— Begin Material supplied —

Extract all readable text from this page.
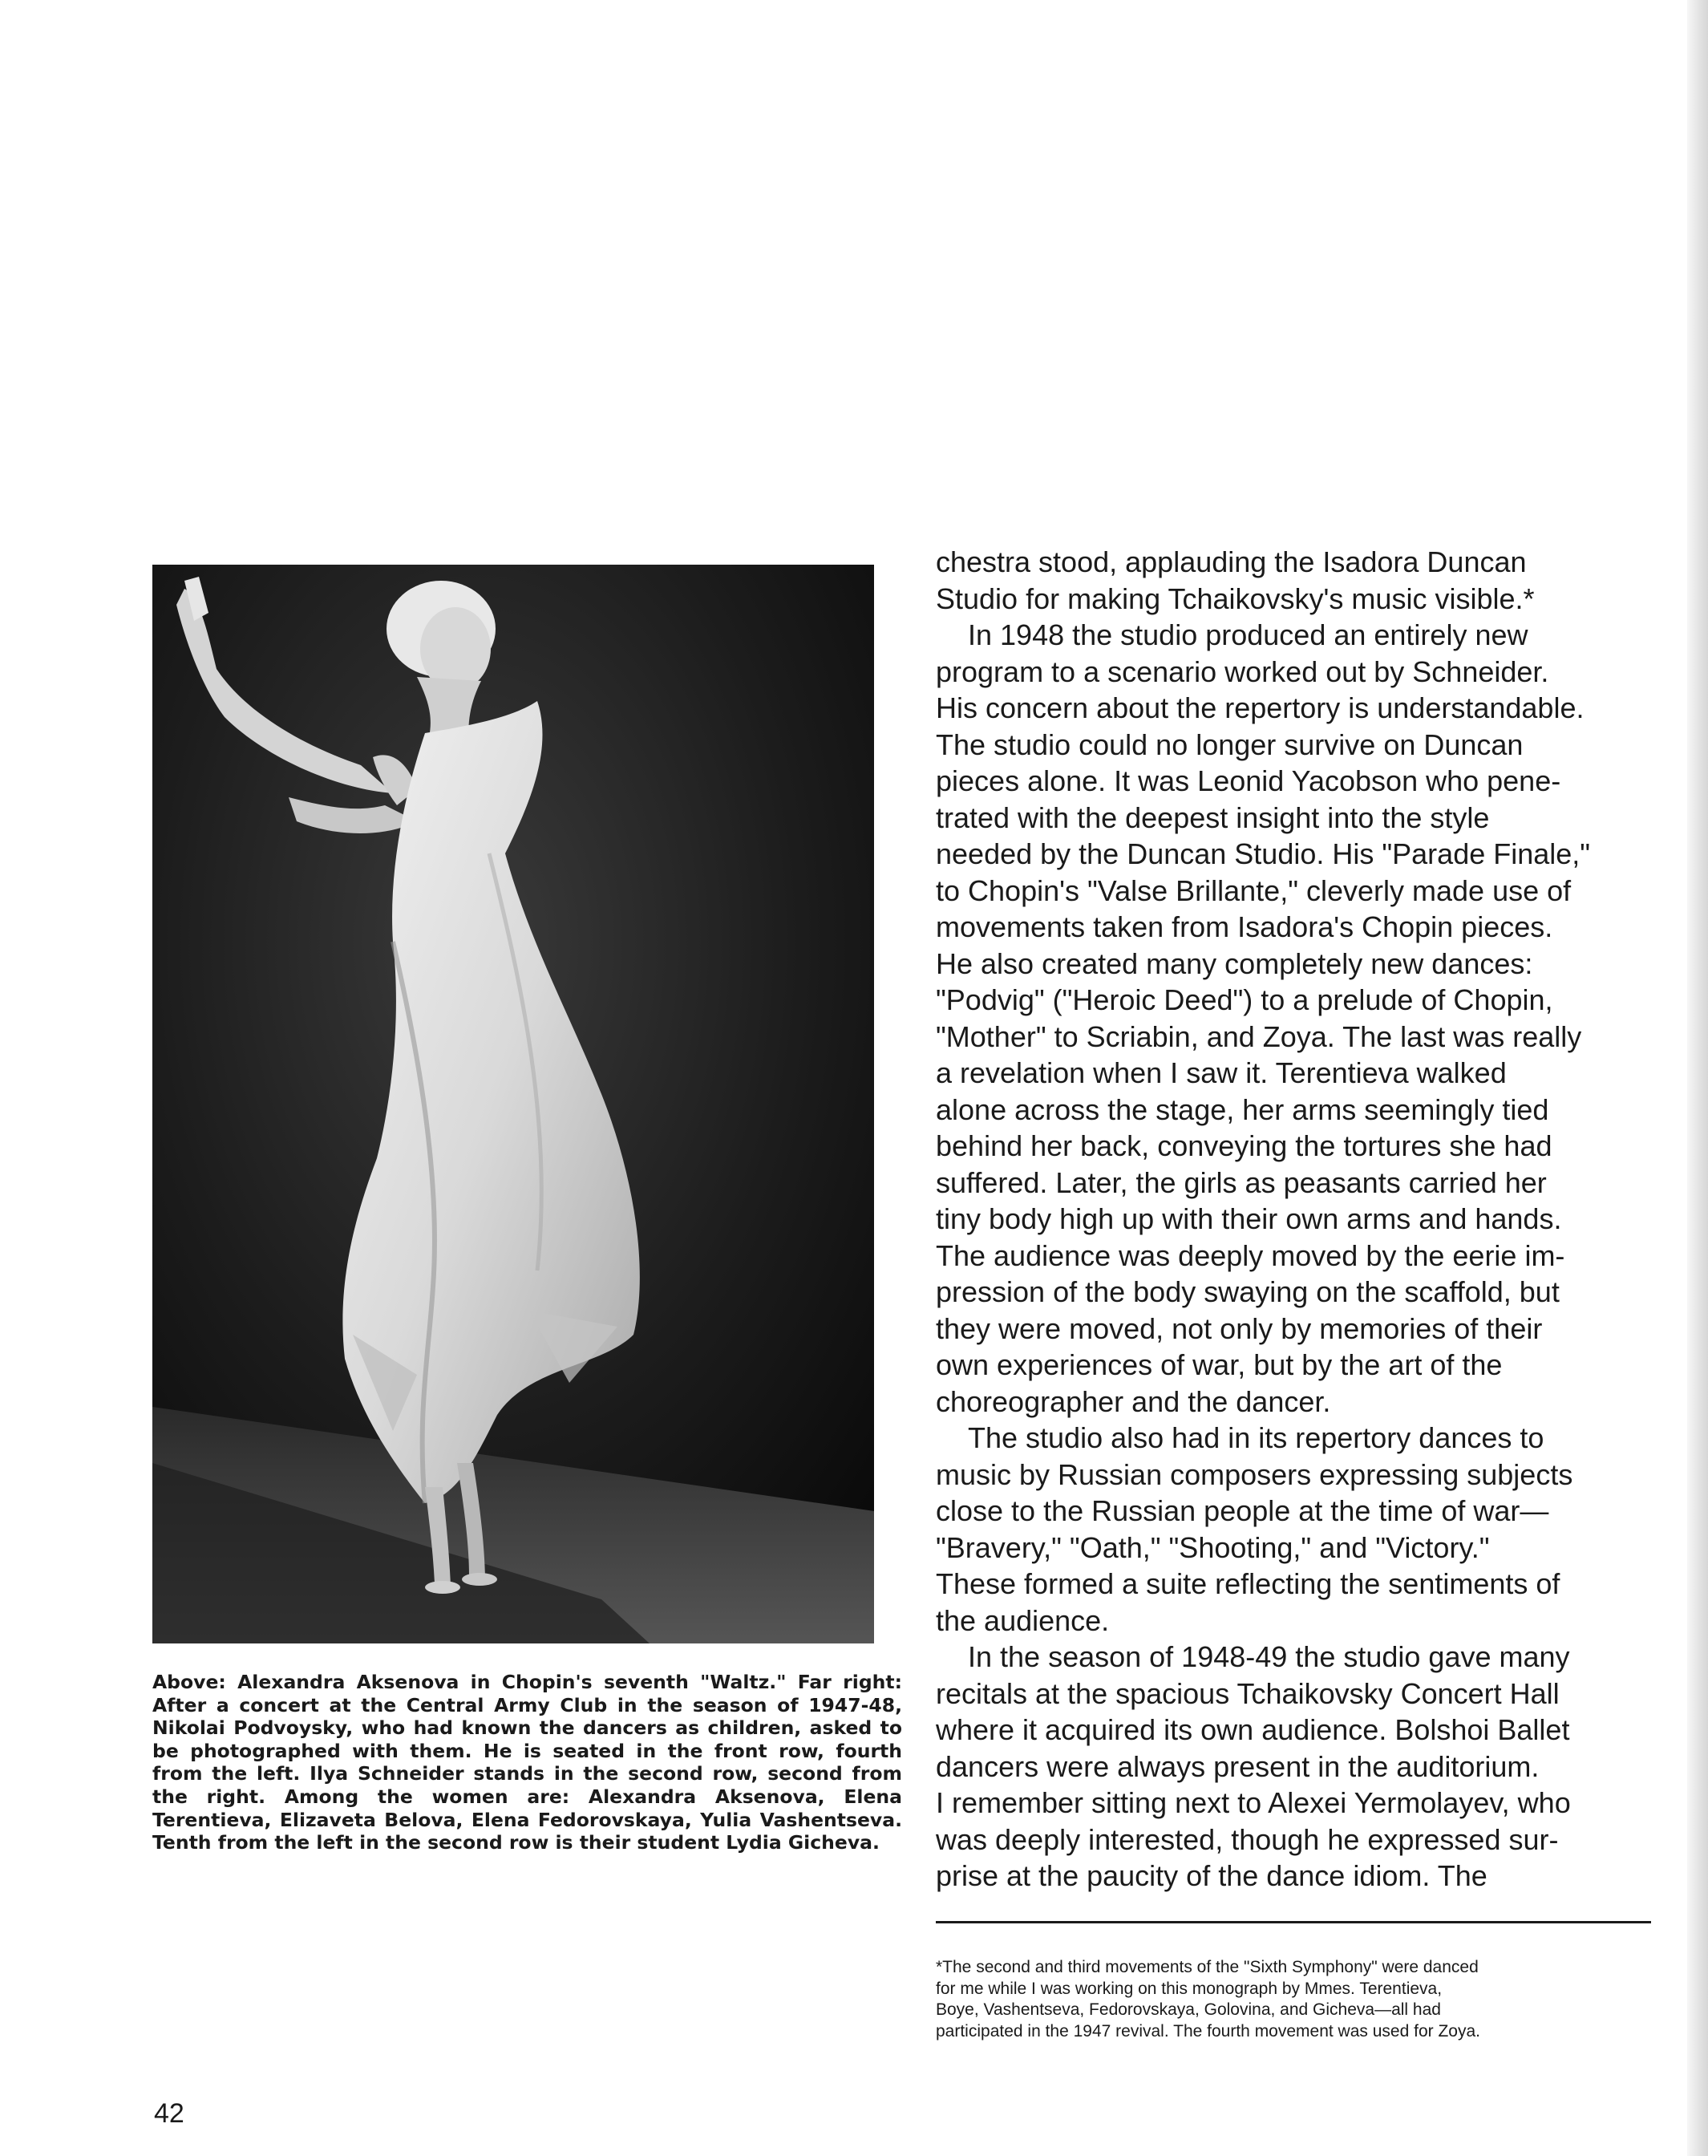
Above: Alexandra Aksenova in Chopin's seventh "Waltz." Far right: After a concert at the Central Army Club in the season of 1947-48, Nikolai Podvoysky, who had known the dancers as children, asked to be photographed with them. He is seated in the front row, fourth from the left. Ilya Schneider stands in the second row, second from the right. Among the women are: Alexandra Aksenova, Elena Terentieva, Elizaveta Belova, Elena Fedorovskaya, Yulia Vashentseva. Tenth from the left in the second row is their student Lydia Gicheva.

chestra stood, applauding the Isadora Duncan
Studio for making Tchaikovsky's music visible.*
In 1948 the studio produced an entirely new
program to a scenario worked out by Schneider.
His concern about the repertory is understandable.
The studio could no longer survive on Duncan
pieces alone. It was Leonid Yacobson who pene-
trated with the deepest insight into the style
needed by the Duncan Studio. His "Parade Finale,"
to Chopin's "Valse Brillante," cleverly made use of
movements taken from Isadora's Chopin pieces.
He also created many completely new dances:
"Podvig" ("Heroic Deed") to a prelude of Chopin,
"Mother" to Scriabin, and Zoya. The last was really
a revelation when I saw it. Terentieva walked
alone across the stage, her arms seemingly tied
behind her back, conveying the tortures she had
suffered. Later, the girls as peasants carried her
tiny body high up with their own arms and hands.
The audience was deeply moved by the eerie im-
pression of the body swaying on the scaffold, but
they were moved, not only by memories of their
own experiences of war, but by the art of the
choreographer and the dancer.
The studio also had in its repertory dances to
music by Russian composers expressing subjects
close to the Russian people at the time of war—
"Bravery," "Oath," "Shooting," and "Victory."
These formed a suite reflecting the sentiments of
the audience.
In the season of 1948-49 the studio gave many
recitals at the spacious Tchaikovsky Concert Hall
where it acquired its own audience. Bolshoi Ballet
dancers were always present in the auditorium.
I remember sitting next to Alexei Yermolayev, who
was deeply interested, though he expressed sur-
prise at the paucity of the dance idiom. The
*The second and third movements of the "Sixth Symphony" were danced
for me while I was working on this monograph by Mmes. Terentieva,
Boye, Vashentseva, Fedorovskaya, Golovina, and Gicheva—all had
participated in the 1947 revival. The fourth movement was used for Zoya.
42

— End Material supplied —

- **Stated exercise**
Would you set down the listing exactly, omitting pictures?

- **Written solution**
Extract all readable text from this page.
Above: Alexandra Aksenova in Chopin's seventh "Waltz." Far right: After a concert at the Central Army Club in the season of 1947-48, Nikolai Podvoysky, who had known the dancers as children, asked to be photographed with them. He is seated in the front row, fourth from the left. Ilya Schneider stands in the second row, second from the right. Among the women are: Alexandra Aksenova, Elena Terentieva, Elizaveta Belova, Elena Fedorovskaya, Yulia Vashentseva. Tenth from the left in the second row is their student Lydia Gicheva.

chestra stood, applauding the Isadora Duncan
Studio for making Tchaikovsky's music visible.*
In 1948 the studio produced an entirely new
program to a scenario worked out by Schneider.
His concern about the repertory is understandable.
The studio could no longer survive on Duncan
pieces alone. It was Leonid Yacobson who pene-
trated with the deepest insight into the style
needed by the Duncan Studio. His "Parade Finale,"
to Chopin's "Valse Brillante," cleverly made use of
movements taken from Isadora's Chopin pieces.
He also created many completely new dances:
"Podvig" ("Heroic Deed") to a prelude of Chopin,
"Mother" to Scriabin, and Zoya. The last was really
a revelation when I saw it. Terentieva walked
alone across the stage, her arms seemingly tied
behind her back, conveying the tortures she had
suffered. Later, the girls as peasants carried her
tiny body high up with their own arms and hands.
The audience was deeply moved by the eerie im-
pression of the body swaying on the scaffold, but
they were moved, not only by memories of their
own experiences of war, but by the art of the
choreographer and the dancer.
The studio also had in its repertory dances to
music by Russian composers expressing subjects
close to the Russian people at the time of war—
"Bravery," "Oath," "Shooting," and "Victory."
These formed a suite reflecting the sentiments of
the audience.
In the season of 1948-49 the studio gave many
recitals at the spacious Tchaikovsky Concert Hall
where it acquired its own audience. Bolshoi Ballet
dancers were always present in the auditorium.
I remember sitting next to Alexei Yermolayev, who
was deeply interested, though he expressed sur-
prise at the paucity of the dance idiom. The
*The second and third movements of the "Sixth Symphony" were danced
for me while I was working on this monograph by Mmes. Terentieva,
Boye, Vashentseva, Fedorovskaya, Golovina, and Gicheva—all had
participated in the 1947 revival. The fourth movement was used for Zoya.
42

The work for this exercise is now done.